▶ Vorliegender Text:
· · · ·

Von Bert Bertling
Wir erinnern uns: Schon im 12. Jahrhundert hatte Mastholte eine kleine Kapelle, die von Wadersloh kirchlich versorgt wurde. 1570 wurde aus den Gebieten Mastholte, Nordfechteler und dem größten Teil von Moese das Kirchspiel Mastholte – Bedingung: alle mussten evangelisch werden, wie bereits seit 1537 die übrige Grafschaft Rietberg evangelisch war. Mit der Gründung des Kirchspiels gehörte Mastholte also seit 1570 zur Grafschaft Rietberg.
ERST EVANGELISCH, DANN KATHOLISCH
Die Kapelle war dem Schutzpatron der Haustiere, dem Heiligen Antonius geweiht, der daher „Swinetüns“ genannt wurde. Diese Kapelle machte Rietbergs Landesherr Graf Erich von Hoya zur ersten Pfarrkirche mit umliegendem Friedhof. 1610 wechselte das Grafenpaar Johann III. und Sabina Catharina wieder zum katholischen Glauben; das mussten dann auch die Untertanen in Mastholte.

· · · ·

▶ Bereitgestelltes Material:
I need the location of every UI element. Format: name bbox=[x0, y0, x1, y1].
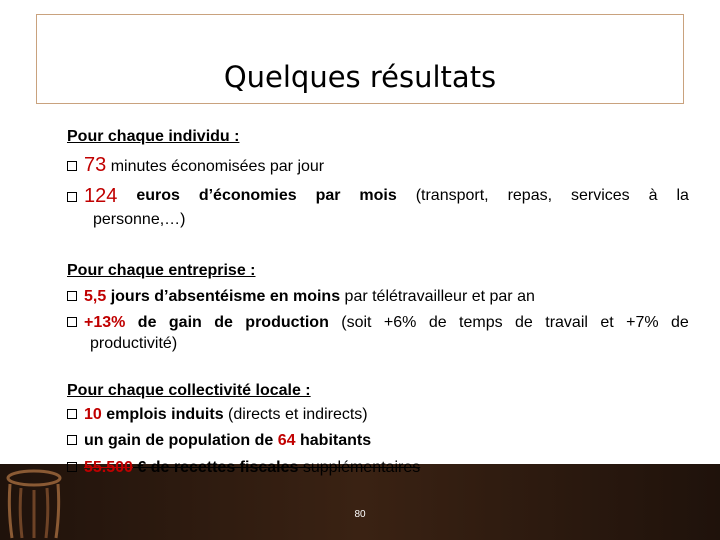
word: repas, bbox=[507, 187, 553, 204]
word: par bbox=[315, 187, 341, 204]
bullet-bold-text: un gain de population de bbox=[84, 432, 278, 449]
highlight-number: 124 bbox=[84, 185, 118, 207]
word: production bbox=[245, 314, 329, 331]
word: (soit bbox=[341, 314, 372, 331]
bullet-collectivite-population bbox=[67, 431, 371, 451]
section-heading-entreprise: Pour chaque entreprise : bbox=[67, 262, 256, 279]
word: de bbox=[214, 314, 233, 331]
bullet-entreprise-production bbox=[67, 313, 689, 333]
word: et bbox=[600, 314, 614, 331]
word: temps bbox=[459, 314, 503, 331]
word: (transport, bbox=[415, 187, 489, 204]
bullet-lead bbox=[67, 186, 117, 208]
section-heading-collectivite: Pour chaque collectivité locale : bbox=[67, 382, 311, 399]
page-number: 80 bbox=[354, 509, 366, 520]
word: travail bbox=[545, 314, 588, 331]
checkbox-bullet-icon bbox=[67, 317, 77, 327]
checkbox-bullet-icon bbox=[67, 192, 77, 202]
bullet-collectivite-emplois bbox=[67, 405, 368, 425]
checkbox-bullet-icon bbox=[67, 161, 77, 171]
word: gain bbox=[168, 314, 202, 331]
highlight-number: 73 bbox=[84, 154, 107, 176]
word: de bbox=[515, 314, 533, 331]
checkbox-bullet-icon bbox=[67, 435, 77, 445]
bullet-collectivite-recettes bbox=[67, 458, 697, 478]
checkbox-bullet-icon bbox=[67, 462, 77, 472]
bullet-bold-text: habitants bbox=[295, 432, 372, 449]
bullet-bold-text: jours d’absentéisme en moins bbox=[106, 288, 341, 305]
bullet-individu-euros bbox=[67, 186, 689, 208]
bullet-individu-euros-cont: personne,…) bbox=[93, 211, 186, 228]
highlight-number: +13% bbox=[84, 314, 126, 331]
word: de bbox=[671, 314, 689, 331]
word: +6% bbox=[383, 314, 417, 331]
word: mois bbox=[359, 187, 397, 204]
word: la bbox=[676, 187, 689, 204]
bullet-text: minutes économisées par jour bbox=[106, 158, 325, 175]
highlight-number: 64 bbox=[277, 432, 296, 449]
title-box bbox=[36, 14, 684, 104]
highlight-number: 55.500 bbox=[84, 459, 133, 476]
slide-title: Quelques résultats bbox=[223, 60, 497, 94]
highlight-number: 10 bbox=[84, 406, 102, 423]
word: de bbox=[137, 314, 157, 331]
bullet-bold-text: € de recettes fiscales bbox=[132, 459, 299, 476]
word: d’économies bbox=[198, 187, 297, 204]
bullet-entreprise-absenteisme bbox=[67, 287, 535, 307]
bullet-bold-text: emplois induits bbox=[101, 406, 224, 423]
word: services bbox=[570, 187, 630, 204]
word: euros bbox=[136, 187, 180, 204]
word: à bbox=[648, 187, 658, 204]
bullet-lead bbox=[67, 313, 125, 333]
word: +7% bbox=[626, 314, 659, 331]
highlight-number: 5,5 bbox=[84, 288, 107, 305]
bullet-text: supplémentaires bbox=[298, 459, 421, 476]
checkbox-bullet-icon bbox=[67, 291, 77, 301]
bullet-text: par télétravailleur et par an bbox=[340, 288, 535, 305]
word: de bbox=[428, 314, 447, 331]
logo-barrel-icon bbox=[4, 466, 64, 540]
checkbox-bullet-icon bbox=[67, 409, 77, 419]
bullet-individu-minutes bbox=[67, 155, 324, 177]
section-heading-individu: Pour chaque individu : bbox=[67, 128, 240, 145]
bullet-text: (directs et indirects) bbox=[223, 406, 368, 423]
bullet-entreprise-production-cont: productivité) bbox=[90, 335, 178, 352]
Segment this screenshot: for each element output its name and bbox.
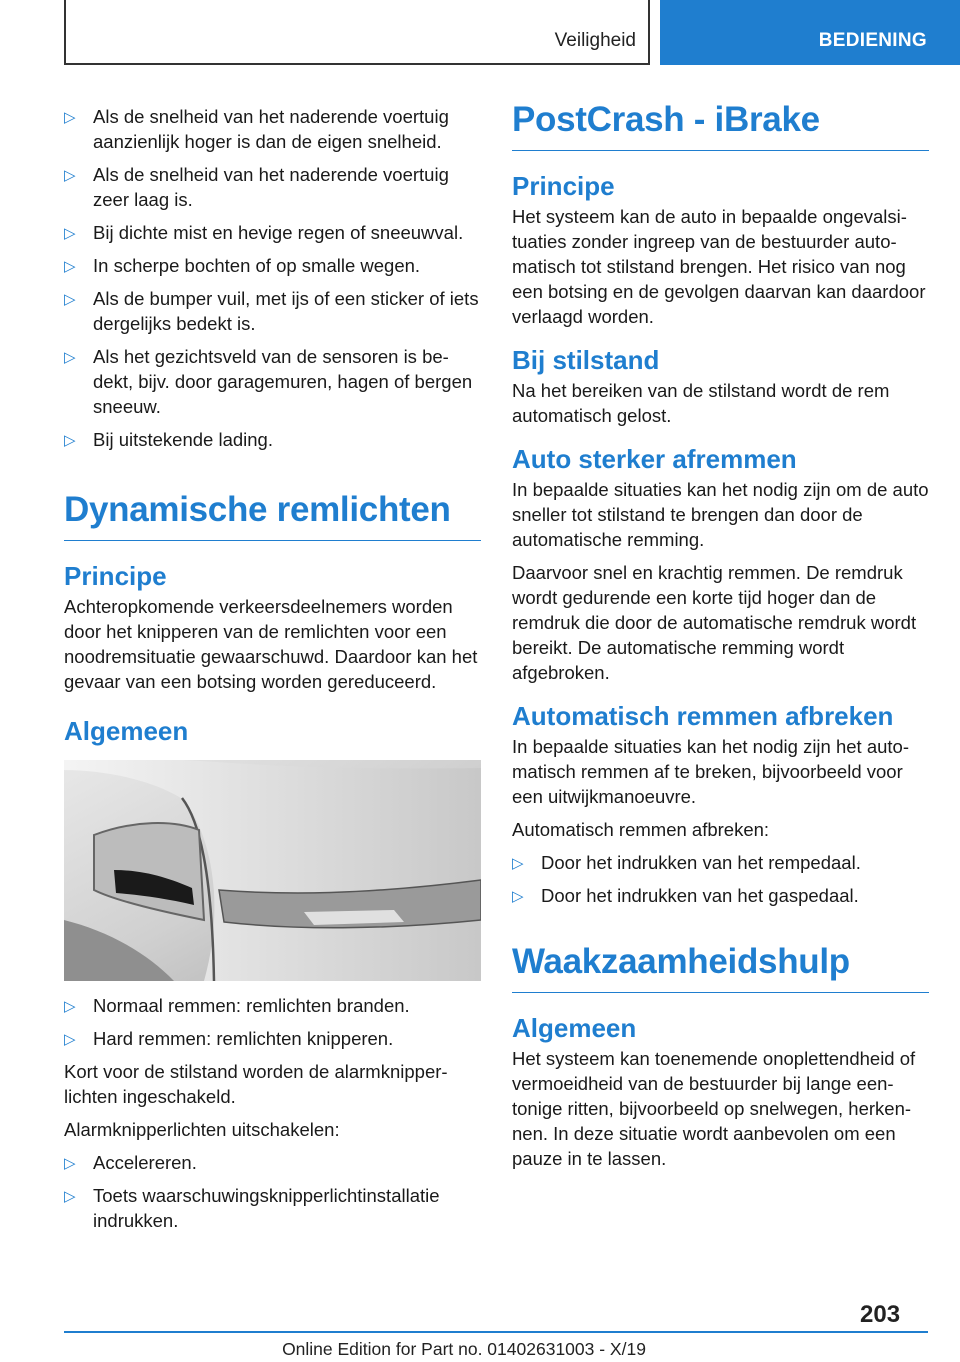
- subheading-algemeen: Algemeen: [64, 716, 189, 746]
- bullet-list-afbreken: [512, 850, 929, 908]
- paragraph-sterker-2: Daarvoor snel en krachtig remmen. De remdruk wordt gedurende een korte tijd hoger dan de remdruk die door de automatische remdruk wordt bereikt. De automatische remming wordt afgebroken.: [512, 562, 917, 683]
- paragraph-sterker-1: In bepaalde situaties kan het nodig zijn om de auto sneller tot stilstand te brengen dan door de automatische remming.: [512, 479, 929, 550]
- list-item: ▷ Door het indrukken van het gaspedaal.: [512, 883, 929, 908]
- left-column: [64, 104, 481, 1241]
- section-title-postcrash: PostCrash - iBrake: [512, 100, 929, 151]
- list-item: ▷ Bij uitstekende lading.: [64, 427, 481, 452]
- triangle-bullet-icon: ▷: [64, 258, 76, 275]
- subheading-afbreken: Automatisch remmen afbreken: [512, 701, 894, 731]
- bullet-list-switch-off: [64, 1150, 481, 1233]
- section-title-dynamische-remlichten: Dynamische remlichten: [64, 490, 481, 541]
- subheading-principe: Principe: [64, 561, 167, 591]
- list-item: ▷ Als de bumper vuil, met ijs of een sticker of iets dergelijks bedekt is.: [64, 288, 479, 334]
- triangle-bullet-icon: ▷: [512, 888, 524, 905]
- triangle-bullet-icon: ▷: [64, 1155, 76, 1172]
- page-number: 203: [860, 1301, 901, 1328]
- triangle-bullet-icon: ▷: [64, 225, 76, 242]
- footer-divider: [64, 1331, 928, 1333]
- footer-edition-text: Online Edition for Part no. 01402631003 - X/19: [282, 1339, 646, 1359]
- triangle-bullet-icon: ▷: [64, 998, 76, 1015]
- list-item: ▷ Door het indrukken van het rempedaal.: [512, 850, 929, 875]
- header-chapter-label: BEDIENING: [818, 30, 927, 51]
- paragraph-afbreken-intro: Automatisch remmen afbreken:: [512, 819, 770, 840]
- list-item: ▷ Als de snelheid van het naderende voertuig zeer laag is.: [64, 164, 449, 210]
- subheading-bij-stilstand: Bij stilstand: [512, 345, 660, 375]
- triangle-bullet-icon: ▷: [64, 1188, 76, 1205]
- triangle-bullet-icon: ▷: [64, 109, 76, 126]
- paragraph-stilstand: Na het bereiken van de stilstand wordt de rem automatisch gelost.: [512, 380, 890, 426]
- header-chapter-tab: [660, 0, 960, 65]
- paragraph-principe: Achteropkomende verkeersdeelnemers worden door het knipperen van de remlichten voor een noodremsituatie gewaarschuwd. Daardoor kan het gevaar van een botsing worden gereduceerd.: [64, 596, 478, 692]
- bullet-list-limitations: [64, 104, 481, 452]
- bullet-list-brake-modes: [64, 993, 481, 1051]
- list-item: ▷ Normaal remmen: remlichten branden.: [64, 993, 481, 1018]
- header-section-label: Veiligheid: [554, 30, 636, 51]
- subheading-sterker-afremmen: Auto sterker afremmen: [512, 444, 797, 474]
- triangle-bullet-icon: ▷: [64, 432, 76, 449]
- list-item: ▷ Als het gezichtsveld van de sensoren is bedekt, bijv. door garagemuren, hagen of bergen sneeuw.: [64, 346, 473, 417]
- triangle-bullet-icon: ▷: [64, 291, 76, 308]
- subheading-principe: Principe: [512, 171, 615, 201]
- list-item: ▷ In scherpe bochten of op smalle wegen.: [64, 253, 481, 278]
- paragraph-afbreken: In bepaalde situaties kan het nodig zijn het automatisch remmen af te breken, bijvoorbeeld voor een uitwijkmanoeuvre.: [512, 736, 910, 807]
- list-item: ▷ Als de snelheid van het naderende voertuig aanzienlijk hoger is dan de eigen snelheid.: [64, 106, 449, 152]
- list-item: ▷ Bij dichte mist en hevige regen of sneeuwval.: [64, 220, 481, 245]
- brake-light-illustration: [64, 760, 481, 981]
- list-item: ▷ Hard remmen: remlichten knipperen.: [64, 1026, 481, 1051]
- list-item: ▷ Accelereren.: [64, 1150, 481, 1175]
- triangle-bullet-icon: ▷: [64, 349, 76, 366]
- subheading-algemeen: Algemeen: [512, 1013, 637, 1043]
- section-title-waakzaamheidshulp: Waakzaamheidshulp: [512, 942, 929, 993]
- paragraph-alarm: Kort voor de stilstand worden de alarmknipperlichten ingeschakeld.: [64, 1061, 448, 1107]
- triangle-bullet-icon: ▷: [64, 167, 76, 184]
- paragraph-principe: Het systeem kan de auto in bepaalde ongevalsituaties zonder ingreep van de bestuurder automatisch tot stilstand brengen. Het risico van nog een botsing en de gevolgen daarvan kan daardoor verlaagd worden.: [512, 206, 926, 327]
- list-item: ▷ Toets waarschuwingsknipperlichtinstallatie indrukken.: [64, 1185, 440, 1231]
- triangle-bullet-icon: ▷: [64, 1031, 76, 1048]
- paragraph-algemeen: Het systeem kan toenemende onoplettendheid of vermoeidheid van de bestuurder bij lange eentonige ritten, bijvoorbeeld op snelwegen, herkennen. In deze situatie wordt aanbevolen om een pauze in te lassen.: [512, 1048, 916, 1169]
- paragraph-uitschakelen: Alarmknipperlichten uitschakelen:: [64, 1119, 340, 1140]
- right-column: [512, 100, 929, 1179]
- triangle-bullet-icon: ▷: [512, 855, 524, 872]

· · · ·

▶ Die Aufgaben:
• a. Gib aus dem Text zur Kirchengeschichte Mastholtes die Passage von „Von Bert Bertling“ bis „Untertanen in Mastholte.“ wortgetreu aus.
• b. Wem war die Kapelle laut dem Text zur Kirchengeschichte Mastholtes geweiht?

▶ Lösungen:
• a.
Von Bert Bertling
Wir erinnern uns: Schon im 12. Jahrhundert hatte Mastholte eine kleine Kapelle, die von Wadersloh kirchlich versorgt wurde. 1570 wurde aus den Gebieten Mastholte, Nordfechteler und dem größten Teil von Moese das Kirchspiel Mastholte – Bedingung: alle mussten evangelisch werden, wie bereits seit 1537 die übrige Grafschaft Rietberg evangelisch war. Mit der Gründung des Kirchspiels gehörte Mastholte also seit 1570 zur Grafschaft Rietberg.
ERST EVANGELISCH, DANN KATHOLISCH
Die Kapelle war dem Schutzpatron der Haustiere, dem Heiligen Antonius geweiht, der daher „Swinetüns“ genannt wurde. Diese Kapelle machte Rietbergs Landesherr Graf Erich von Hoya zur ersten Pfarrkirche mit umliegendem Friedhof. 1610 wechselte das Grafenpaar Johann III. und Sabina Catharina wieder zum katholischen Glauben; das mussten dann auch die Untertanen in Mastholte.

• b. Dem Heiligen Antonius, dem Schutzpatron der Haustiere.